■ **Exercise materials**
-- begin --
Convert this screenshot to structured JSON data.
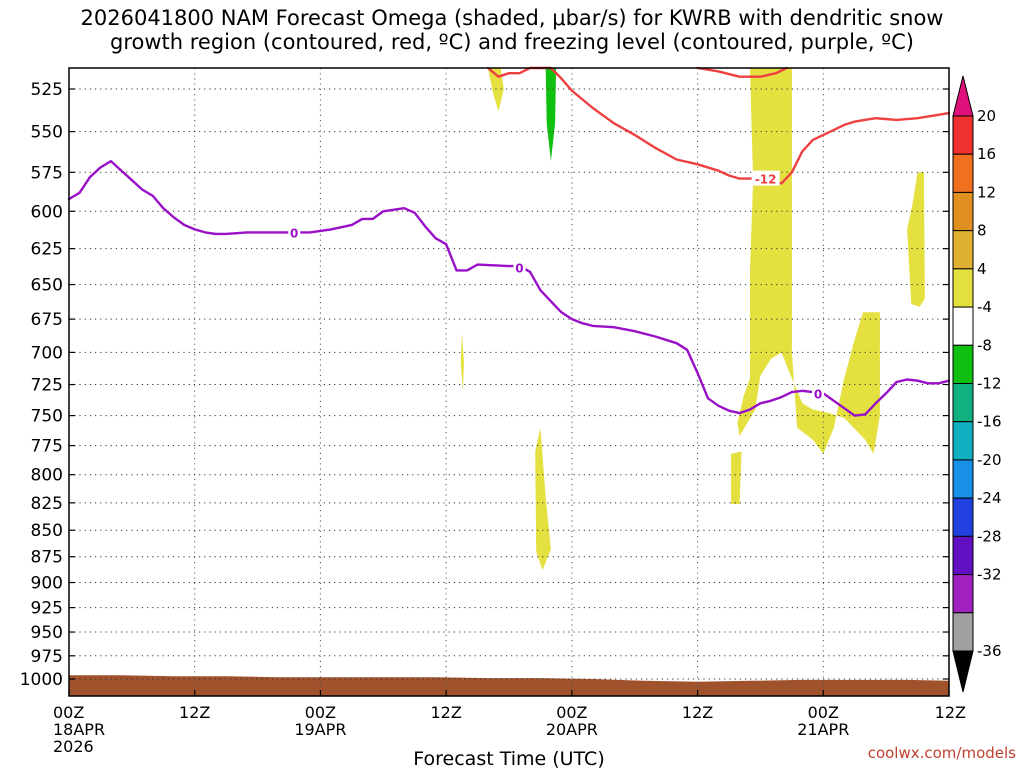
{
  "chart_data": {
    "type": "contour-timeheight",
    "title_line1": "2026041800 NAM Forecast Omega (shaded, μbar/s) for KWRB with dendritic snow",
    "title_line2": "growth region (contoured, red, ºC) and freezing level (contoured, purple, ºC)",
    "xlabel": "Forecast Time (UTC)",
    "credit": "coolwx.com/models",
    "x_range_hours": [
      0,
      84
    ],
    "x_ticks": [
      {
        "h": 0,
        "l1": "00Z",
        "l2": "18APR",
        "l3": "2026"
      },
      {
        "h": 12,
        "l1": "12Z",
        "l2": "",
        "l3": ""
      },
      {
        "h": 24,
        "l1": "00Z",
        "l2": "19APR",
        "l3": ""
      },
      {
        "h": 36,
        "l1": "12Z",
        "l2": "",
        "l3": ""
      },
      {
        "h": 48,
        "l1": "00Z",
        "l2": "20APR",
        "l3": ""
      },
      {
        "h": 60,
        "l1": "12Z",
        "l2": "",
        "l3": ""
      },
      {
        "h": 72,
        "l1": "00Z",
        "l2": "21APR",
        "l3": ""
      },
      {
        "h": 84,
        "l1": "12Z",
        "l2": "",
        "l3": ""
      }
    ],
    "y_range_hpa": [
      1010,
      510
    ],
    "y_ticks": [
      525,
      550,
      575,
      600,
      625,
      650,
      675,
      700,
      725,
      750,
      775,
      800,
      825,
      850,
      875,
      900,
      925,
      950,
      975,
      1000
    ],
    "colorbar": {
      "labels": [
        "20",
        "16",
        "12",
        "8",
        "4",
        "-4",
        "-8",
        "-12",
        "-16",
        "-20",
        "-24",
        "-28",
        "-32",
        "-36"
      ],
      "colors": [
        "#ee3030",
        "#f07020",
        "#e09020",
        "#e0b030",
        "#e4e040",
        "#ffffff",
        "#10c010",
        "#10b080",
        "#10b0c0",
        "#1890e8",
        "#2040e0",
        "#6010c0",
        "#a020c0",
        "#a0a0a0"
      ],
      "top_arrow_color": "#e0107a",
      "bottom_arrow_color": "#000000"
    },
    "freezing_level": {
      "name": "0",
      "color": "#9a10c8",
      "label_text": "0",
      "label_points": [
        [
          21.5,
          614
        ],
        [
          43,
          638
        ],
        [
          71.5,
          732
        ]
      ],
      "points": [
        [
          0,
          592
        ],
        [
          1,
          588
        ],
        [
          2,
          578
        ],
        [
          3,
          572
        ],
        [
          4,
          568
        ],
        [
          5,
          574
        ],
        [
          6,
          580
        ],
        [
          7,
          586
        ],
        [
          8,
          590
        ],
        [
          9,
          598
        ],
        [
          10,
          604
        ],
        [
          11,
          609
        ],
        [
          12,
          612
        ],
        [
          13,
          614
        ],
        [
          14,
          615
        ],
        [
          15,
          615
        ],
        [
          17,
          614
        ],
        [
          19,
          614
        ],
        [
          21,
          614
        ],
        [
          23,
          614
        ],
        [
          25,
          612
        ],
        [
          27,
          609
        ],
        [
          28,
          605
        ],
        [
          29,
          605
        ],
        [
          30,
          600
        ],
        [
          32,
          598
        ],
        [
          33,
          601
        ],
        [
          34,
          610
        ],
        [
          35,
          618
        ],
        [
          36,
          622
        ],
        [
          37,
          640
        ],
        [
          38,
          640
        ],
        [
          39,
          636
        ],
        [
          42,
          637
        ],
        [
          43,
          637
        ],
        [
          44,
          641
        ],
        [
          45,
          654
        ],
        [
          46,
          662
        ],
        [
          47,
          670
        ],
        [
          48,
          675
        ],
        [
          49,
          678
        ],
        [
          50,
          680
        ],
        [
          52,
          681
        ],
        [
          54,
          684
        ],
        [
          56,
          688
        ],
        [
          58,
          693
        ],
        [
          59,
          698
        ],
        [
          60,
          716
        ],
        [
          61,
          736
        ],
        [
          62,
          742
        ],
        [
          63,
          746
        ],
        [
          64,
          748
        ],
        [
          65,
          745
        ],
        [
          66,
          740
        ],
        [
          67,
          738
        ],
        [
          68,
          735
        ],
        [
          69,
          731
        ],
        [
          70,
          730
        ],
        [
          71,
          731
        ],
        [
          72,
          732
        ],
        [
          73,
          738
        ],
        [
          74,
          744
        ],
        [
          75,
          750
        ],
        [
          76,
          749
        ],
        [
          77,
          740
        ],
        [
          78,
          732
        ],
        [
          79,
          723
        ],
        [
          80,
          721
        ],
        [
          81,
          722
        ],
        [
          82,
          724
        ],
        [
          83,
          724
        ],
        [
          84,
          722
        ]
      ]
    },
    "dgz_upper": {
      "name": "-12",
      "color": "#ee4040",
      "label_text": "-12",
      "label_points": [
        [
          66.5,
          579
        ]
      ],
      "points": [
        [
          40,
          510
        ],
        [
          41,
          518
        ],
        [
          42,
          516
        ],
        [
          43,
          516
        ],
        [
          44,
          512
        ],
        [
          45,
          510
        ],
        [
          46,
          513
        ],
        [
          47,
          519
        ],
        [
          48,
          526
        ],
        [
          50,
          536
        ],
        [
          52,
          545
        ],
        [
          54,
          552
        ],
        [
          56,
          560
        ],
        [
          58,
          567
        ],
        [
          60,
          570
        ],
        [
          62,
          574
        ],
        [
          63,
          577
        ],
        [
          64,
          579
        ],
        [
          66,
          579
        ],
        [
          67,
          580
        ],
        [
          68,
          582
        ],
        [
          69,
          575
        ],
        [
          70,
          562
        ],
        [
          71,
          555
        ],
        [
          72,
          552
        ],
        [
          73,
          549
        ],
        [
          74,
          546
        ],
        [
          75,
          544
        ],
        [
          77,
          542
        ],
        [
          79,
          543
        ],
        [
          81,
          542
        ],
        [
          83,
          540
        ],
        [
          84,
          539
        ]
      ]
    },
    "dgz_lower": {
      "name": "-12 (upper segment)",
      "color": "#ee4040",
      "points": [
        [
          60,
          511
        ],
        [
          62,
          515
        ],
        [
          64,
          518
        ],
        [
          66,
          518
        ],
        [
          67.5,
          516
        ],
        [
          68.5,
          510
        ]
      ]
    },
    "omega_regions": [
      {
        "class": "4 to 8",
        "color": "#e4e040",
        "points": [
          [
            40,
            510
          ],
          [
            40.5,
            528
          ],
          [
            41,
            538
          ],
          [
            41.5,
            525
          ],
          [
            41.2,
            510
          ]
        ]
      },
      {
        "class": "-4 to -8",
        "color": "#10c010",
        "points": [
          [
            45.5,
            510
          ],
          [
            45.6,
            545
          ],
          [
            46,
            568
          ],
          [
            46.4,
            545
          ],
          [
            46.5,
            510
          ]
        ]
      },
      {
        "class": "4 to 8",
        "color": "#e4e040",
        "points": [
          [
            37.5,
            685
          ],
          [
            37.7,
            708
          ],
          [
            37.6,
            730
          ],
          [
            37.4,
            708
          ]
        ]
      },
      {
        "class": "4 to 8",
        "color": "#e4e040",
        "points": [
          [
            44.5,
            780
          ],
          [
            45,
            760
          ],
          [
            45.5,
            820
          ],
          [
            46,
            868
          ],
          [
            45.2,
            888
          ],
          [
            44.6,
            870
          ]
        ]
      },
      {
        "class": "4 to 8",
        "color": "#e4e040",
        "points": [
          [
            63.2,
            782
          ],
          [
            64.2,
            780
          ],
          [
            64,
            826
          ],
          [
            63.2,
            826
          ]
        ]
      },
      {
        "class": "4 to 8",
        "color": "#e4e040",
        "points": [
          [
            65,
            510
          ],
          [
            69,
            510
          ],
          [
            69,
            700
          ],
          [
            69.5,
            760
          ],
          [
            71,
            770
          ],
          [
            72,
            782
          ],
          [
            73,
            760
          ],
          [
            74,
            720
          ],
          [
            75,
            690
          ],
          [
            75.8,
            670
          ],
          [
            77.4,
            670
          ],
          [
            77.4,
            750
          ],
          [
            76.8,
            782
          ],
          [
            76,
            770
          ],
          [
            74,
            752
          ],
          [
            72.6,
            748
          ],
          [
            71,
            745
          ],
          [
            70,
            740
          ],
          [
            68.5,
            710
          ],
          [
            68,
            700
          ],
          [
            67,
            705
          ],
          [
            66,
            718
          ],
          [
            65.5,
            745
          ],
          [
            64,
            767
          ],
          [
            63.8,
            756
          ],
          [
            64.4,
            734
          ],
          [
            65,
            720
          ],
          [
            65,
            640
          ],
          [
            65.3,
            580
          ]
        ]
      },
      {
        "class": "4 to 8",
        "color": "#e4e040",
        "points": [
          [
            80,
            612
          ],
          [
            80.5,
            596
          ],
          [
            81,
            575
          ],
          [
            81.6,
            575
          ],
          [
            81.7,
            660
          ],
          [
            81.2,
            666
          ],
          [
            80.4,
            664
          ]
        ]
      }
    ],
    "ground": {
      "color": "#a0522d",
      "top_points": [
        [
          0,
          996
        ],
        [
          5,
          996
        ],
        [
          10,
          997
        ],
        [
          15,
          997
        ],
        [
          20,
          998
        ],
        [
          25,
          998
        ],
        [
          30,
          998
        ],
        [
          35,
          998
        ],
        [
          40,
          999
        ],
        [
          45,
          999
        ],
        [
          50,
          1000
        ],
        [
          55,
          1002
        ],
        [
          60,
          1003
        ],
        [
          65,
          1002
        ],
        [
          70,
          1001
        ],
        [
          75,
          1001
        ],
        [
          80,
          1001
        ],
        [
          84,
          1002
        ]
      ]
    }
  }
}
-- end --
■ **Problem description**
Search the data above for lines holding "Forecast" and copy each of them.

■ **Problem solution**
    "title_line1": "2026041800 NAM Forecast Omega (shaded, μbar/s) for KWRB with dendritic snow",
    "xlabel": "Forecast Time (UTC)",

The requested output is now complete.